• [Required work]: Look through the data below. Pick out the lines holding the string "upper".

************

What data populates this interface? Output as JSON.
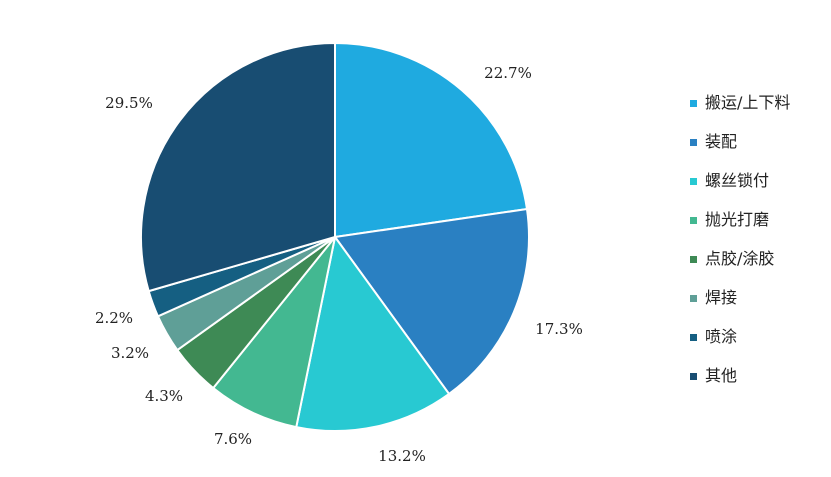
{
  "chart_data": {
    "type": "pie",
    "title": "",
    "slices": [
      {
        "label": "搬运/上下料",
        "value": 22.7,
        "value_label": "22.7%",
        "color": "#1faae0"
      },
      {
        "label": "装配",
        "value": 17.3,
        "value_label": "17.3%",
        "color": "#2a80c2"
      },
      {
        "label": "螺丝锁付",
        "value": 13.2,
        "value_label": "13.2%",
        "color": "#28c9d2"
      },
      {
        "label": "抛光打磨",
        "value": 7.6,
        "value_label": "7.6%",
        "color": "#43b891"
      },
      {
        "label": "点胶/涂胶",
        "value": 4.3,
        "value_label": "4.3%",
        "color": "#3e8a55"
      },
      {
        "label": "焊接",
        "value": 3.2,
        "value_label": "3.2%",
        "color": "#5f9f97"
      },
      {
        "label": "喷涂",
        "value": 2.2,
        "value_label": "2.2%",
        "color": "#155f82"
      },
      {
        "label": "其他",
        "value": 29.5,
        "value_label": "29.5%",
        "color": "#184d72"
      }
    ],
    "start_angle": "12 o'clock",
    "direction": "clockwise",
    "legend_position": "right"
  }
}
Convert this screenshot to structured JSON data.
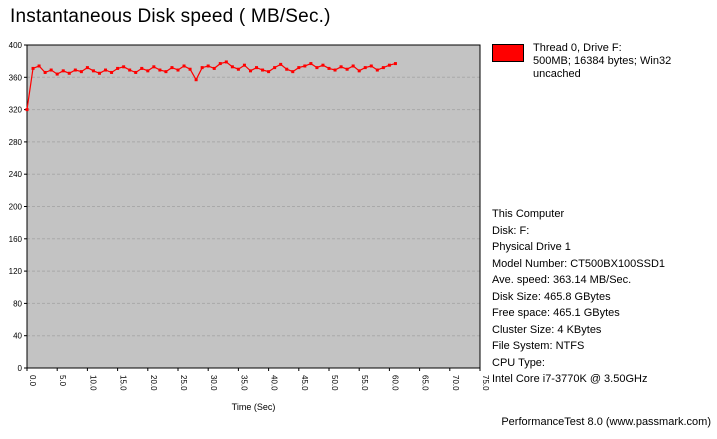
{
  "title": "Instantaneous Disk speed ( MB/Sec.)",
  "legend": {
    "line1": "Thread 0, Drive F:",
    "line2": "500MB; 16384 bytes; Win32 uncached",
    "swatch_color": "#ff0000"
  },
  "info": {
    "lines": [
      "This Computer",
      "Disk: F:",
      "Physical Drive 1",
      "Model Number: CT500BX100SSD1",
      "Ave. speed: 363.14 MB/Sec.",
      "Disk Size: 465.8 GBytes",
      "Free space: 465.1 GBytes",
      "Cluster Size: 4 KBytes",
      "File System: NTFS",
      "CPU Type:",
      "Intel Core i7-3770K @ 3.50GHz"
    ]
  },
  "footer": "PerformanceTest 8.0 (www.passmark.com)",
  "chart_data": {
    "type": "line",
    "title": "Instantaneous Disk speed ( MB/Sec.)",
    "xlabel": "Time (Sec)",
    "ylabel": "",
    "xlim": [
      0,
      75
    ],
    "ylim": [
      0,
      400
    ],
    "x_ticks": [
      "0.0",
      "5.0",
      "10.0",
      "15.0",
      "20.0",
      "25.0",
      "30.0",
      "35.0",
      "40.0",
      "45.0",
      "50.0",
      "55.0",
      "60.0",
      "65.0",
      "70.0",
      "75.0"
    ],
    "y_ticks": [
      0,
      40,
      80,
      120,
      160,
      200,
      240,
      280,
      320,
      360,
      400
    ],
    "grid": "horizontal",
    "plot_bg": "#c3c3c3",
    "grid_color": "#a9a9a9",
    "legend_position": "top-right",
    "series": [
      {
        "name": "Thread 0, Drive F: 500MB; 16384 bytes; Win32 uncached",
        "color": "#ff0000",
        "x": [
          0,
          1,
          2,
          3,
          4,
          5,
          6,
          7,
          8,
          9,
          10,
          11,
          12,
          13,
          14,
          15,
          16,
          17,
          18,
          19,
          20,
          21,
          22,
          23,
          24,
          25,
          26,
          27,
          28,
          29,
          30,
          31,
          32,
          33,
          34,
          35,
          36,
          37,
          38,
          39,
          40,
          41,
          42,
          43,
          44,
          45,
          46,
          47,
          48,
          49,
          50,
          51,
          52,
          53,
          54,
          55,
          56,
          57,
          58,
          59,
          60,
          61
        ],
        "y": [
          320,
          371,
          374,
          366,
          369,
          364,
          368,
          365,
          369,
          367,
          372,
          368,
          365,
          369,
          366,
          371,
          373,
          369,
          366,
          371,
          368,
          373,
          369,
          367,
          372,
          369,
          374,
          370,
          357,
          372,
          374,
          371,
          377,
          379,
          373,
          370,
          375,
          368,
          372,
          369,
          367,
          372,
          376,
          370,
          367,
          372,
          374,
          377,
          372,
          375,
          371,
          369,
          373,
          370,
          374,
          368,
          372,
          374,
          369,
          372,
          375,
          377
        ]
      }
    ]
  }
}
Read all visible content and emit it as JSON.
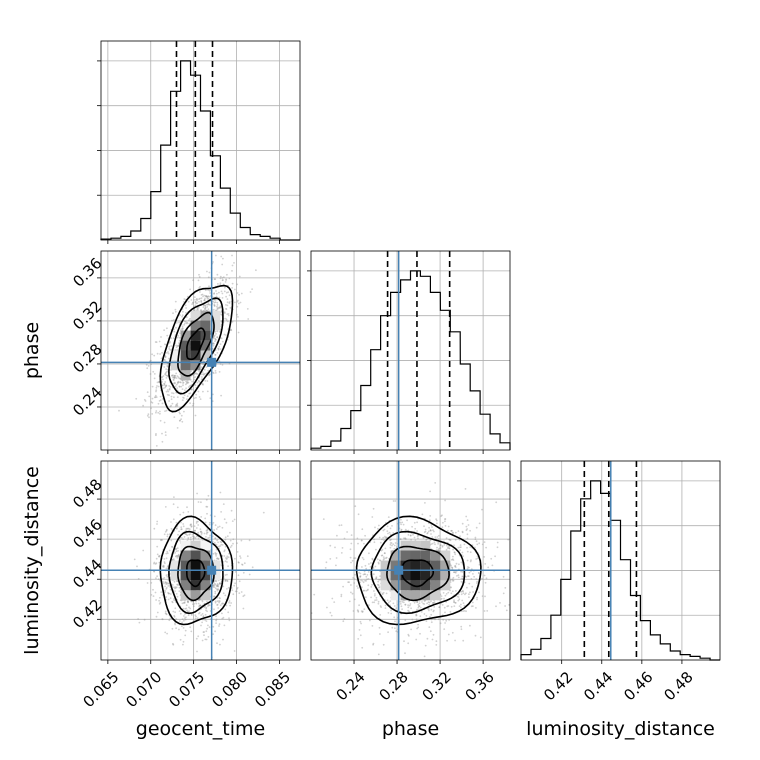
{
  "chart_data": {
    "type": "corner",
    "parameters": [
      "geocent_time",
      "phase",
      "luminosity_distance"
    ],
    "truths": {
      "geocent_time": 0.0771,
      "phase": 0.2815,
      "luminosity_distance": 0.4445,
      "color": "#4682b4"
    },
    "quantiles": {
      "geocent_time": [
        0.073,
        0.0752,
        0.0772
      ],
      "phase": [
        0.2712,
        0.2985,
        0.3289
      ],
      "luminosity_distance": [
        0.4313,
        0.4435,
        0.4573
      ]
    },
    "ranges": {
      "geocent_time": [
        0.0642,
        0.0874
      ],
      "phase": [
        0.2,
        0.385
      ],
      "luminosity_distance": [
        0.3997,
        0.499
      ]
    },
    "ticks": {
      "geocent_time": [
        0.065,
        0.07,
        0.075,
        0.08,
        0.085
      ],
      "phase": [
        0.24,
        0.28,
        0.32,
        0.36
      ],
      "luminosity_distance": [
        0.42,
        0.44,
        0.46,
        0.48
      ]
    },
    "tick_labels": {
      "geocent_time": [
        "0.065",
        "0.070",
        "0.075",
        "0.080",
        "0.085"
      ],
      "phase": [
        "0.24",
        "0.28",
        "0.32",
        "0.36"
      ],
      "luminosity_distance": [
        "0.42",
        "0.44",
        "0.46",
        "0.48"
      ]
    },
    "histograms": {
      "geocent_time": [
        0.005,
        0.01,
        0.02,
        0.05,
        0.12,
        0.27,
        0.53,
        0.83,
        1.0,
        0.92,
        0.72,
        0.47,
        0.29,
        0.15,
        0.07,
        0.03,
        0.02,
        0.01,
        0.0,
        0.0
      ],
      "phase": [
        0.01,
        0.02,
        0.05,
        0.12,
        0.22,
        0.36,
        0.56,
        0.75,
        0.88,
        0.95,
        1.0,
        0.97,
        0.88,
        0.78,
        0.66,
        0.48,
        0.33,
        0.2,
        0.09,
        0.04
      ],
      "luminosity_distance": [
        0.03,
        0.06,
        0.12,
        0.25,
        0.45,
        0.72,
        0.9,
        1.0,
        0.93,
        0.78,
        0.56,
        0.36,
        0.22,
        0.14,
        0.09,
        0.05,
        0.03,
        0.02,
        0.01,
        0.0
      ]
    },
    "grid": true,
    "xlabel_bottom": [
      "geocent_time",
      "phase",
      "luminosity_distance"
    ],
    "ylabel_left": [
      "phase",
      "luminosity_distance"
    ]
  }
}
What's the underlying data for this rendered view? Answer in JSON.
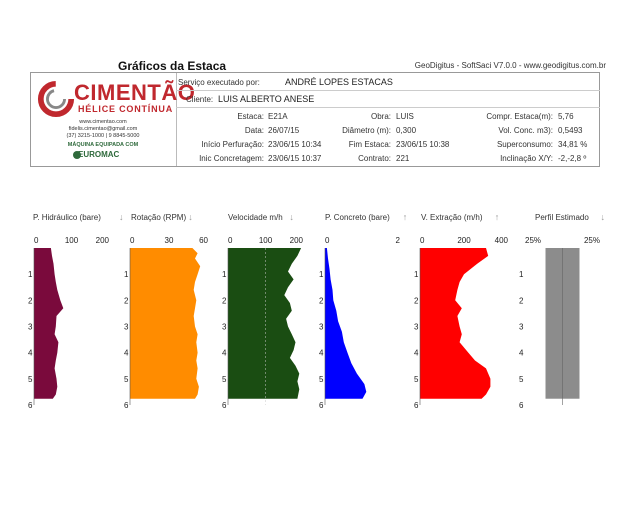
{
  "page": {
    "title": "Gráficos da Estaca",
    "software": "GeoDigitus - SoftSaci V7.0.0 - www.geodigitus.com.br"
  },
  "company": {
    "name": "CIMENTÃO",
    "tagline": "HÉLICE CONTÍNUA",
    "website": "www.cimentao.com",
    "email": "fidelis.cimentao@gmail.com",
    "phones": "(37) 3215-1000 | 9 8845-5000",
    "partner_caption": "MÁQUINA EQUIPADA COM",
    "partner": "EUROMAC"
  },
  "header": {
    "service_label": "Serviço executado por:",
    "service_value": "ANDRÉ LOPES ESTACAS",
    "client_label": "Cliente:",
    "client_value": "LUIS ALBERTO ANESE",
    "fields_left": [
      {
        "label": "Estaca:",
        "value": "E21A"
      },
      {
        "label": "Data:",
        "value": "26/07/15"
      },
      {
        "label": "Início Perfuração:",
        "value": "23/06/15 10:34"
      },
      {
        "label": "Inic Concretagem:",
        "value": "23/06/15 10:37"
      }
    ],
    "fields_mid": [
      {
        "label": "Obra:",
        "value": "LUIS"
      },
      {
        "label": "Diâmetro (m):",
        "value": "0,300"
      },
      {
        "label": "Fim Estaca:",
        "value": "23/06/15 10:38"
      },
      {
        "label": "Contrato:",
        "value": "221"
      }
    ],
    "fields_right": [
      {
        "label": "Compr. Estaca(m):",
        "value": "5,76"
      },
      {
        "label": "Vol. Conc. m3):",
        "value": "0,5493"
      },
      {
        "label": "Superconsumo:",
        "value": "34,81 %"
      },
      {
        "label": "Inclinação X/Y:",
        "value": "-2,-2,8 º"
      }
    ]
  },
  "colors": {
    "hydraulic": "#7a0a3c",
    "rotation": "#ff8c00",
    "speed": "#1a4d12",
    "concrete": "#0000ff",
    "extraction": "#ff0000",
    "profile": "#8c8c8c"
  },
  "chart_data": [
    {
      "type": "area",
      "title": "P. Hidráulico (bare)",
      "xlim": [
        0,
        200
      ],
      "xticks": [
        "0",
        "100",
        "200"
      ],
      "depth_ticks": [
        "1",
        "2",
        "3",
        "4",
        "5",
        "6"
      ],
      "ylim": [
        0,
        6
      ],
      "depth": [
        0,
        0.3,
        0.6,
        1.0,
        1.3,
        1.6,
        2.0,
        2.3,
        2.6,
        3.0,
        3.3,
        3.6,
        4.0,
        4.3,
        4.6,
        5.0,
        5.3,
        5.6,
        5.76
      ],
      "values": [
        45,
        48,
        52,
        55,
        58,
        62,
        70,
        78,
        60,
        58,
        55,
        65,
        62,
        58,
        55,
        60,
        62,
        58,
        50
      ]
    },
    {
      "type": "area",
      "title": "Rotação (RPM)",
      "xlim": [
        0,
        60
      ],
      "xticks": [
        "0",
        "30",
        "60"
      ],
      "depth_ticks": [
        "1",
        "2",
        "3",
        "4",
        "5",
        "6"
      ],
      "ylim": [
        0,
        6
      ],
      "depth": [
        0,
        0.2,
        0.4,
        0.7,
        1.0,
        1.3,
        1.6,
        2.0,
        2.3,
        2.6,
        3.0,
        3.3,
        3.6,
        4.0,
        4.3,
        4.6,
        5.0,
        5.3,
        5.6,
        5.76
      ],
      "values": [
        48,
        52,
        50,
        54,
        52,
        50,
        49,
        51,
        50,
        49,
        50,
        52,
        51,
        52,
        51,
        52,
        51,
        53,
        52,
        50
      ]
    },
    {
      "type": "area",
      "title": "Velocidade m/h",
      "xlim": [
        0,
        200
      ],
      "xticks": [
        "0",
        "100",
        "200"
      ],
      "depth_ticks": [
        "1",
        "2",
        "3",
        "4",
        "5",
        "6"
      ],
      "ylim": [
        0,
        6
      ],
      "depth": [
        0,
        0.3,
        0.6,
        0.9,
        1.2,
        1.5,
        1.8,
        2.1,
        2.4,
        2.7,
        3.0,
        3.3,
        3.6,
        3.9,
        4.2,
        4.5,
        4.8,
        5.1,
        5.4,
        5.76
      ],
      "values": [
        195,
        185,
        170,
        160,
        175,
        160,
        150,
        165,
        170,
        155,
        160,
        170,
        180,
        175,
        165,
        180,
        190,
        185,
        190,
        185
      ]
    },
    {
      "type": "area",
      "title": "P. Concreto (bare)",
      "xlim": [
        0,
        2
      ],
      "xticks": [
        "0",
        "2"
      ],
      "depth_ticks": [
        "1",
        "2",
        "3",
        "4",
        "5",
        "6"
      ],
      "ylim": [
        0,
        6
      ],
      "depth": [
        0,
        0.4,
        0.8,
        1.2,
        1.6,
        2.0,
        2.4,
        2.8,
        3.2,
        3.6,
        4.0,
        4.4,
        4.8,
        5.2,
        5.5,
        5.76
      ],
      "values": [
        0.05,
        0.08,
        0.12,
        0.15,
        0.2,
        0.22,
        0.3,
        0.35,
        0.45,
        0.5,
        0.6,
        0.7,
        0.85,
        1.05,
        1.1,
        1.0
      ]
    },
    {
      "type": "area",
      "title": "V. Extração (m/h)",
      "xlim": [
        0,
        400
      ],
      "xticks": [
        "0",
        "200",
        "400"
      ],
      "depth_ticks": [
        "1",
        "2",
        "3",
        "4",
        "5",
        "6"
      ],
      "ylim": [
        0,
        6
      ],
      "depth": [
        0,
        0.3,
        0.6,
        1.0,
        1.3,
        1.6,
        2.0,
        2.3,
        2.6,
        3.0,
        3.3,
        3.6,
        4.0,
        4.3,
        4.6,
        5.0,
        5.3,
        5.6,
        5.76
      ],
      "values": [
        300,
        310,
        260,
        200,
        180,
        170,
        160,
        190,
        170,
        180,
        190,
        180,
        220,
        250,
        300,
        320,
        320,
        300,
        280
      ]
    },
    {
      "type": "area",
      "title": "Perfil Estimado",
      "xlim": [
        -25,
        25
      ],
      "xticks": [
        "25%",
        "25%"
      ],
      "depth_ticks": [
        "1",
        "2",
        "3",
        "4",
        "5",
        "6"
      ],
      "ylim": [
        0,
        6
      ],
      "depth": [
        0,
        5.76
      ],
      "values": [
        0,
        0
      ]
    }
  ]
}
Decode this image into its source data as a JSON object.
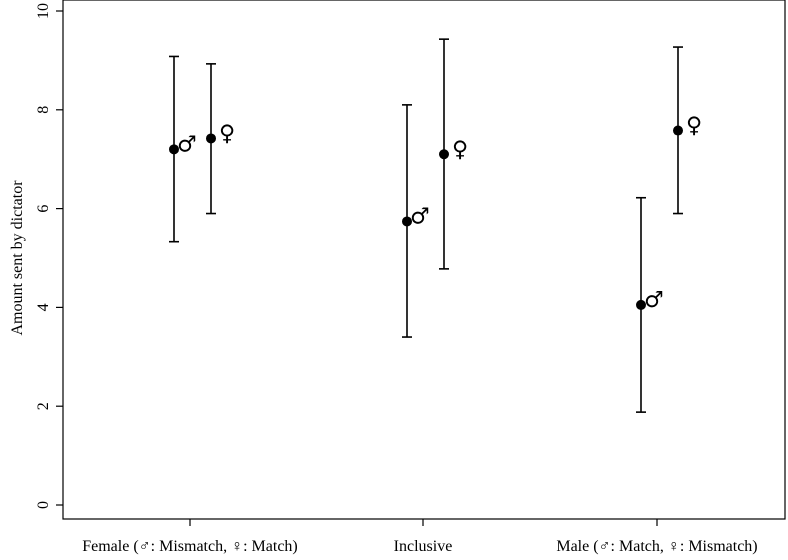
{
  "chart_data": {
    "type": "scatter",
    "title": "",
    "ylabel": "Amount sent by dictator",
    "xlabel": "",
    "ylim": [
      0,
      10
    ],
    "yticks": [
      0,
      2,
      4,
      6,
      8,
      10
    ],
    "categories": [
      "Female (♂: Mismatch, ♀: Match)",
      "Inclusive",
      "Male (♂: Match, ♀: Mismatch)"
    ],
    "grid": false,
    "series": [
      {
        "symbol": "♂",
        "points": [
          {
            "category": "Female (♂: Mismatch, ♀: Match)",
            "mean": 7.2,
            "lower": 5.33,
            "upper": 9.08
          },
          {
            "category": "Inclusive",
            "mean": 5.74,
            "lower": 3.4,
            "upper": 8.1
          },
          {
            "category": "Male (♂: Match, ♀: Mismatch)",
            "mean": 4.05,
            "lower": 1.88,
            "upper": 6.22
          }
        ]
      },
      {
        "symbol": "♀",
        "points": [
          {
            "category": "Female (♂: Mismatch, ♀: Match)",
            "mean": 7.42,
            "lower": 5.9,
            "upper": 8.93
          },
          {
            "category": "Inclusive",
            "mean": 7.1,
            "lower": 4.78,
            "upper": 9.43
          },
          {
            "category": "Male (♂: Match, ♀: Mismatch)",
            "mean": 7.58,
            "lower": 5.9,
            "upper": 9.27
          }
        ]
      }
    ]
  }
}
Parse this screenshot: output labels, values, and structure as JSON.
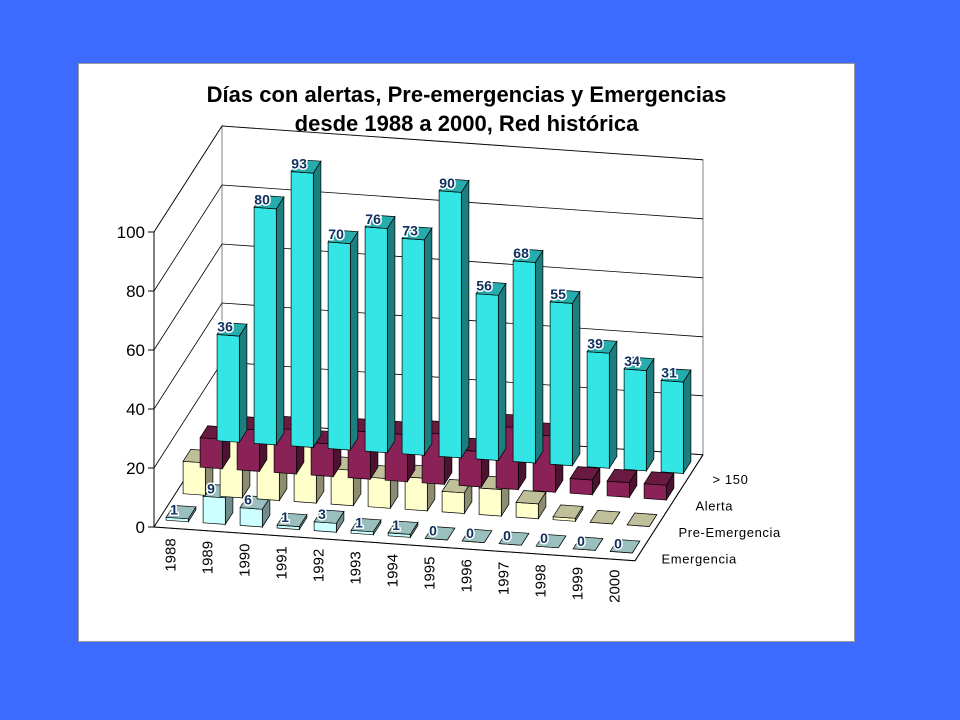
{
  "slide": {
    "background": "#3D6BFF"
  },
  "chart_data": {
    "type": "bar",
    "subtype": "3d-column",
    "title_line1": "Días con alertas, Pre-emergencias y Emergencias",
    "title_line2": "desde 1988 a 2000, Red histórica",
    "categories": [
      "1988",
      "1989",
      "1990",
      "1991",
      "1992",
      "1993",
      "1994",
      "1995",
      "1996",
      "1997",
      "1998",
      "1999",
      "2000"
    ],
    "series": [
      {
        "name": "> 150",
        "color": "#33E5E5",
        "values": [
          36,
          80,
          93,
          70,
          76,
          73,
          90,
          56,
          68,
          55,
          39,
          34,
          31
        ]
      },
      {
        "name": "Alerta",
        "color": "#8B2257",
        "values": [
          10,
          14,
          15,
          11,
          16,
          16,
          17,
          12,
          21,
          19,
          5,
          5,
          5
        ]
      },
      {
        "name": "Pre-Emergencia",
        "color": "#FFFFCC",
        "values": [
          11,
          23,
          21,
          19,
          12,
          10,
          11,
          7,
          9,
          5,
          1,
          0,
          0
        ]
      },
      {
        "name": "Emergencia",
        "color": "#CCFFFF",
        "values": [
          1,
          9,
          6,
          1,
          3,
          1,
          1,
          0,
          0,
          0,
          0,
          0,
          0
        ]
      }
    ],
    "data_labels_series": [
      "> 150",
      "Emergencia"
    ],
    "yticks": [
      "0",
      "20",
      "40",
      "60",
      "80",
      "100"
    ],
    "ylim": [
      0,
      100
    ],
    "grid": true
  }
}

************

• [Result of the task]:
            "upper": 9.08
            "upper": 8.1
            "upper": 6.22
            "upper": 8.93
            "upper": 9.43
            "upper": 9.27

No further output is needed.